:: Given instruction ::
Show all lines from the listing below that contain "this".

******************************

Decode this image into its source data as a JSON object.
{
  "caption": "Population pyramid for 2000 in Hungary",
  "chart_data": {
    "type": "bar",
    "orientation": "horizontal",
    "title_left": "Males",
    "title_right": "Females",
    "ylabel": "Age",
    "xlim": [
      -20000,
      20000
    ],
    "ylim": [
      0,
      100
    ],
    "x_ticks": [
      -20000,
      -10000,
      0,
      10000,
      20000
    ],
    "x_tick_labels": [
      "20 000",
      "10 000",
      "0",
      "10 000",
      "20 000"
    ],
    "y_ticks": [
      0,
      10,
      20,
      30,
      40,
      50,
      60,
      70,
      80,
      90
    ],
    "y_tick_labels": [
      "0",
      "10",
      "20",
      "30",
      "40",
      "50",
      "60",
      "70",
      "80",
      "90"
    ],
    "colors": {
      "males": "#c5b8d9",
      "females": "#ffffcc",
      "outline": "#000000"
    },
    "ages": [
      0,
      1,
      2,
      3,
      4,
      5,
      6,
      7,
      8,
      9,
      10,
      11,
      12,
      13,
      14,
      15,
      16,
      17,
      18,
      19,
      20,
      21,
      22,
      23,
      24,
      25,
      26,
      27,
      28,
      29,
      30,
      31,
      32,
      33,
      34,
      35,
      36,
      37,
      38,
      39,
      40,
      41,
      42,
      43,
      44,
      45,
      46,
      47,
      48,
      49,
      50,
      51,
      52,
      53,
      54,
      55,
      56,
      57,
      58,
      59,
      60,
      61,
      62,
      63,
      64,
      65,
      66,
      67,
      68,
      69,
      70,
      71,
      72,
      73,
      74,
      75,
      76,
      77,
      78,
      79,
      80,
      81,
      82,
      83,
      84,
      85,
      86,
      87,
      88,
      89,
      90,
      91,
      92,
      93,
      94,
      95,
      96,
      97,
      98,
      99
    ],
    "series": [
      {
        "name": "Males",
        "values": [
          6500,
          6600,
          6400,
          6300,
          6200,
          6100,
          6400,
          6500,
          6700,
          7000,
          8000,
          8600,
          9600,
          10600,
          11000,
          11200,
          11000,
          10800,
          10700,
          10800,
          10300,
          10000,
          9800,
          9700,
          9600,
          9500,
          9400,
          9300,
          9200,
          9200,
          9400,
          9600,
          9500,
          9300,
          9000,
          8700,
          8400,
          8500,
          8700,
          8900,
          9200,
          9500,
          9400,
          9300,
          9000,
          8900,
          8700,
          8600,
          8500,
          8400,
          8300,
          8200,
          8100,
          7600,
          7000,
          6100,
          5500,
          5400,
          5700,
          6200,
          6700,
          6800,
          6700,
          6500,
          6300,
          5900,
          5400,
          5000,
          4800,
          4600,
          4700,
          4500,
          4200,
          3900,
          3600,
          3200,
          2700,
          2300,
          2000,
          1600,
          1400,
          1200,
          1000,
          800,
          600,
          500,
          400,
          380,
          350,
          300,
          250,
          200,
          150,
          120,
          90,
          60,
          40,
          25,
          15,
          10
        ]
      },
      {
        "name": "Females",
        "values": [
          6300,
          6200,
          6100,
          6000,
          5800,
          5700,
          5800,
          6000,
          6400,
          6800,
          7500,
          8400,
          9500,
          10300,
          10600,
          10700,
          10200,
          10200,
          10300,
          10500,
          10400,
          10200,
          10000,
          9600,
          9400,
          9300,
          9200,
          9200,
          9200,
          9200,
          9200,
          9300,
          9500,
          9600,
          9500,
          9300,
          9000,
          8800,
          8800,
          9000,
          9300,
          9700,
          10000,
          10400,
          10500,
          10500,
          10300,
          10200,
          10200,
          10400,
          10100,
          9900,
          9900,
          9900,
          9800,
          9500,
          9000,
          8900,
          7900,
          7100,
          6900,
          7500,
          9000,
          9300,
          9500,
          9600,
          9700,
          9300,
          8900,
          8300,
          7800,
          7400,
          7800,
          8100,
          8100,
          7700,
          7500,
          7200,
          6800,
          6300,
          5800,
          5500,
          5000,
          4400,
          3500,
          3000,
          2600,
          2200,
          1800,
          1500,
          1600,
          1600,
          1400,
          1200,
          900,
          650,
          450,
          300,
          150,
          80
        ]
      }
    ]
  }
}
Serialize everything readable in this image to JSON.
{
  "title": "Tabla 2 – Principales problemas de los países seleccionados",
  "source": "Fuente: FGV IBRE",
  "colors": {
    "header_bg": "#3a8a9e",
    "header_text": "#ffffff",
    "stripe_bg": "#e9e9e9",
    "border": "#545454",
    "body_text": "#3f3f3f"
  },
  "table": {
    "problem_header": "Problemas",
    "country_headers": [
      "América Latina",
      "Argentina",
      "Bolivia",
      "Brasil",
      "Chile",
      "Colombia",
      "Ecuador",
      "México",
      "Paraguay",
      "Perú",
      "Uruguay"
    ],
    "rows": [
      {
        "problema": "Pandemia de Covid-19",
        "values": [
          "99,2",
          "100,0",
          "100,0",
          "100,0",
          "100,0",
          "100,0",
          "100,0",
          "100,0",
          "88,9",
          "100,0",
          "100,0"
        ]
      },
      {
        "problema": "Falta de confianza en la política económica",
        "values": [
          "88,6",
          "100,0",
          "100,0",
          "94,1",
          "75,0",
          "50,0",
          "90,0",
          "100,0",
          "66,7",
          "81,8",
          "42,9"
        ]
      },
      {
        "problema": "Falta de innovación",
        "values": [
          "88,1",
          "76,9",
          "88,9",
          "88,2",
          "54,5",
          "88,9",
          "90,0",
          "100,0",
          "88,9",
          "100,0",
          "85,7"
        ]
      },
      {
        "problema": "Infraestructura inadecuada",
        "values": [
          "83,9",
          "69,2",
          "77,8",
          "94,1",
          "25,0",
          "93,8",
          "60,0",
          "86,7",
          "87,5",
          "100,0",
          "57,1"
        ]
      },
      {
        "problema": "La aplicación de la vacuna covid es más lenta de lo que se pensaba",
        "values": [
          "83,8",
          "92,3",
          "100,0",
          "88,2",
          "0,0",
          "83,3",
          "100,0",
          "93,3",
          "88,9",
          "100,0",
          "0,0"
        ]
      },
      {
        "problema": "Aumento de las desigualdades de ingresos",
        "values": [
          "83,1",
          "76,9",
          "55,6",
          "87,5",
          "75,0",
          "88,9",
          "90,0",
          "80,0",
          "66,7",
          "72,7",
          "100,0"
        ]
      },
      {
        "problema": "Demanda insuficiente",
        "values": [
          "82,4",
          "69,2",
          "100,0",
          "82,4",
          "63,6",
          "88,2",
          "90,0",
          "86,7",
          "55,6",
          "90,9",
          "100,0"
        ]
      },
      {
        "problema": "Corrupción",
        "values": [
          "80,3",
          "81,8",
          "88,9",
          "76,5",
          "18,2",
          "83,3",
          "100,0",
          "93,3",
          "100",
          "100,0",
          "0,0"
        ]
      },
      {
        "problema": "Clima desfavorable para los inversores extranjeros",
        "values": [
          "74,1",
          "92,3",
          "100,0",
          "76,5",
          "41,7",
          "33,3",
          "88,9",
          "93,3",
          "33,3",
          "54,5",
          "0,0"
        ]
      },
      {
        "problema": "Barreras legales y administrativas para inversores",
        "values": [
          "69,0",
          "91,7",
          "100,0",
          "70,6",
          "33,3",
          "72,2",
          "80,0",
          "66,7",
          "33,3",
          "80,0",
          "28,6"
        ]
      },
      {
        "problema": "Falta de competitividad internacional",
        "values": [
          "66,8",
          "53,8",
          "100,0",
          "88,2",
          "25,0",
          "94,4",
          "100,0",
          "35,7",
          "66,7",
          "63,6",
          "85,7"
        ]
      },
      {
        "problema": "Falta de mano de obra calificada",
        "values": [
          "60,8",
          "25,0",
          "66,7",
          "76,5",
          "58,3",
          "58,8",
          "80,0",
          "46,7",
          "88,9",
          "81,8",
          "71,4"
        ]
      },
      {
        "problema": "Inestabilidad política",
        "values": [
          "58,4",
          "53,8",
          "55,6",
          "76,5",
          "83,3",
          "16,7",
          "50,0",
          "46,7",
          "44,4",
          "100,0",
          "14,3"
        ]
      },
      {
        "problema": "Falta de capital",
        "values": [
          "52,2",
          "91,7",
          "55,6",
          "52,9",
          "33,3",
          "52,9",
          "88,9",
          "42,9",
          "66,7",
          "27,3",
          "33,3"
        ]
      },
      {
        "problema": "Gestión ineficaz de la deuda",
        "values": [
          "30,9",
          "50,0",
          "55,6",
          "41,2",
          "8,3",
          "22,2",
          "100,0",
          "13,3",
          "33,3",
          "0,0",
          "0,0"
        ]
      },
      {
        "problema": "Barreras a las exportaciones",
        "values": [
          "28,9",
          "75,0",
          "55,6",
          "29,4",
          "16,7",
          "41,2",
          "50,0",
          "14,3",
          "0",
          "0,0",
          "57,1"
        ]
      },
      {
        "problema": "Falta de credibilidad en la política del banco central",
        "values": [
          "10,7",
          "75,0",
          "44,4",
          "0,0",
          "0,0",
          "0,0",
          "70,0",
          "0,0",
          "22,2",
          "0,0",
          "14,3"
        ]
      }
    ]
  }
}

******************************

:: Result of the exercise ::
Decode this image into its source data as a JSON object.
Serialize everything readable in this image to JSON.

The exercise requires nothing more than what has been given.